** Extracted information **
'''
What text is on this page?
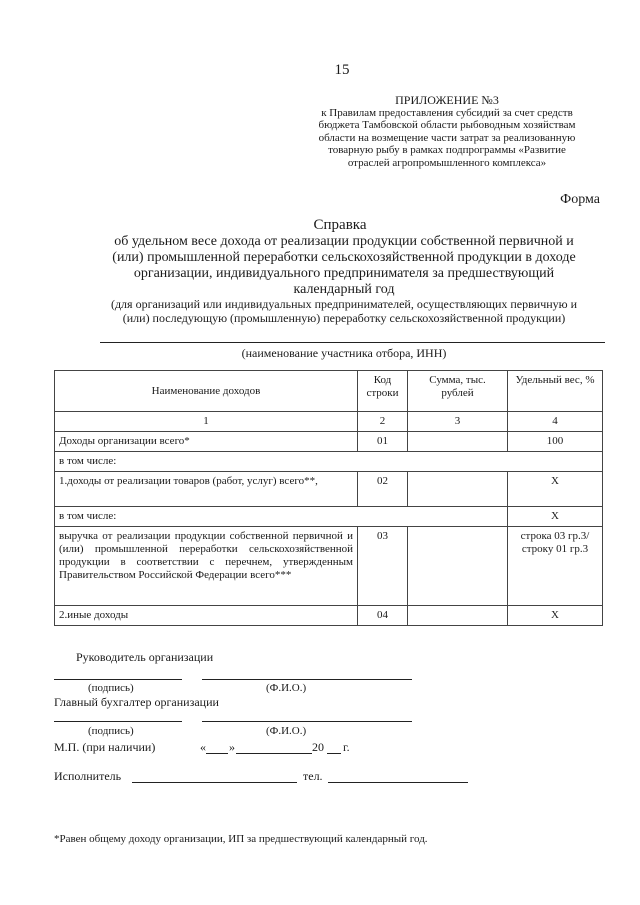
15
ПРИЛОЖЕНИЕ №3
к Правилам предоставления субсидий за счет средств
бюджета Тамбовской области рыбоводным хозяйствам
области на возмещение части затрат за реализованную
товарную рыбу в рамках подпрограммы «Развитие
отраслей агропромышленного комплекса»
Форма
Справка
об удельном весе дохода от реализации продукции собственной первичной и
(или) промышленной переработки сельскохозяйственной продукции в доходе
организации, индивидуального предпринимателя за предшествующий
календарный год
(для организаций или индивидуальных предпринимателей, осуществляющих первичную и
(или) последующую (промышленную) переработку сельскохозяйственной продукции)
(наименование участника отбора, ИНН)
Наименование доходов	Код строки	Сумма, тыс. рублей	Удельный вес, %
1	2	3	4
Доходы организации всего*	01		100
в том числе:			
1.доходы от реализации товаров (работ, услуг) всего**,	02		X
в том числе:			X
выручка от реализации продукции собственной первичной и (или) промышленной переработки сельскохозяйственной продукции в соответствии с перечнем, утвержденным Правительством Российской Федерации всего***	03		строка 03 гр.3/ строку 01 гр.3
2.иные доходы	04		X
Руководитель организации
(подпись)	(Ф.И.О.)
Главный бухгалтер организации
(подпись)	(Ф.И.О.)
М.П. (при наличии)	« »	20 г.
Исполнитель	тел.
*Равен общему доходу организации, ИП за предшествующий календарный год.
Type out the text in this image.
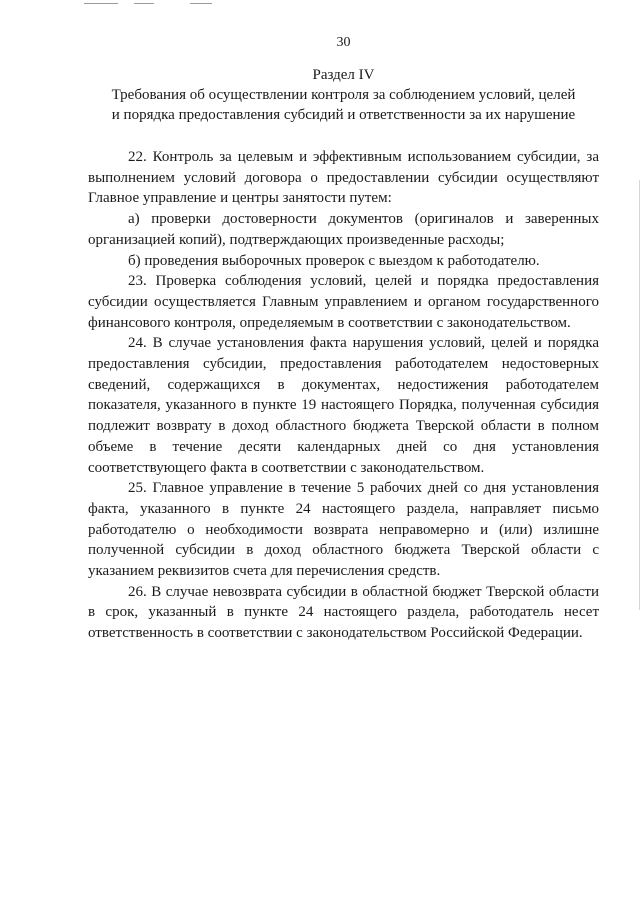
30
Раздел IV
Требования об осуществлении контроля за соблюдением условий, целей
и порядка предоставления субсидий и ответственности за их нарушение

22. Контроль за целевым и эффективным использованием субсидии, за выполнением условий договора о предоставлении субсидии осуществляют Главное управление и центры занятости путем:

а) проверки достоверности документов (оригиналов и заверенных организацией копий), подтверждающих произведенные расходы;

б) проведения выборочных проверок с выездом к работодателю.

23. Проверка соблюдения условий, целей и порядка предоставления субсидии осуществляется Главным управлением и органом государственного финансового контроля, определяемым в соответствии с законодательством.

24. В случае установления факта нарушения условий, целей и порядка предоставления субсидии, предоставления работодателем недостоверных сведений, содержащихся в документах, недостижения работодателем показателя, указанного в пункте 19 настоящего Порядка, полученная субсидия подлежит возврату в доход областного бюджета Тверской области в полном объеме в течение десяти календарных дней со дня установления соответствующего факта в соответствии с законодательством.

25. Главное управление в течение 5 рабочих дней со дня установления факта, указанного в пункте 24 настоящего раздела, направляет письмо работодателю о необходимости возврата неправомерно и (или) излишне полученной субсидии в доход областного бюджета Тверской области с указанием реквизитов счета для перечисления средств.

26. В случае невозврата субсидии в областной бюджет Тверской области в срок, указанный в пункте 24 настоящего раздела, работодатель несет ответственность в соответствии с законодательством Российской Федерации.
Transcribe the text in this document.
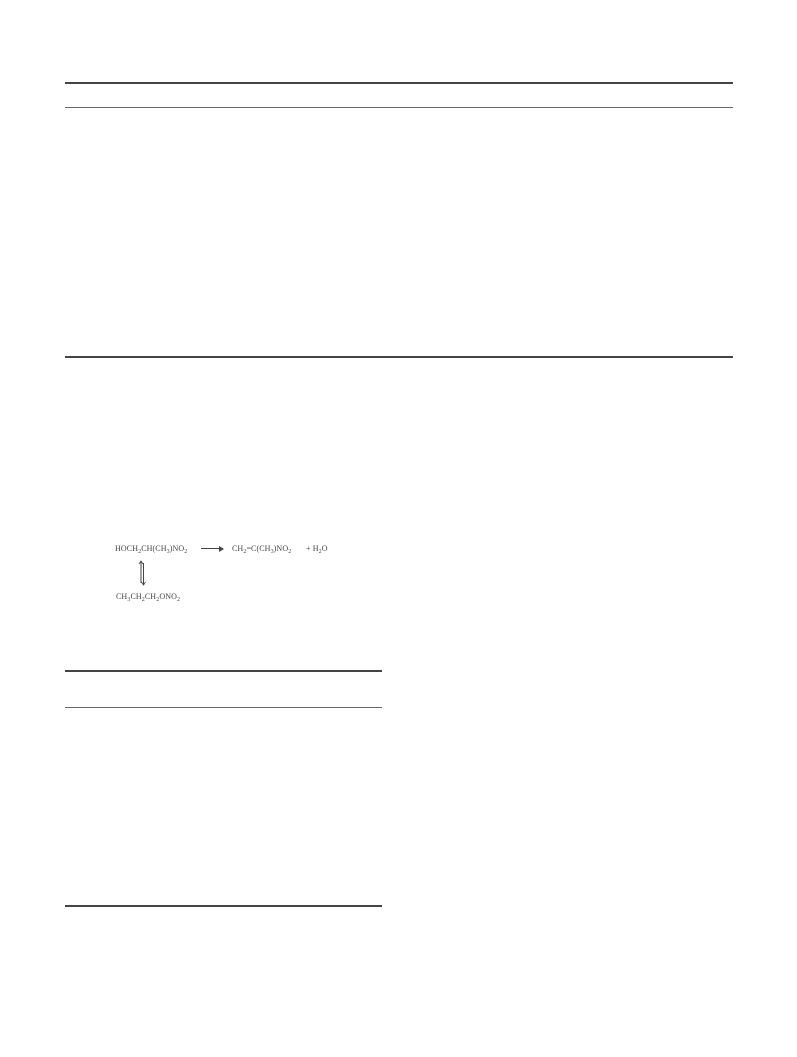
$HOCH_2CH(CH_3)NO_2 \to CH_2=C(CH_3)NO_2 + H_2O$
$CH_3CH_2CH_2ONO_2$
'''
** Directive **
Quote, without alteration, the lines running from the line containing "Transcribe the text in this document." to the last line of the entries, and include no pictures.

** Response for this exercise **
Transcribe the text in this document.
$HOCH_2CH(CH_3)NO_2 \to CH_2=C(CH_3)NO_2 + H_2O$
$CH_3CH_2CH_2ONO_2$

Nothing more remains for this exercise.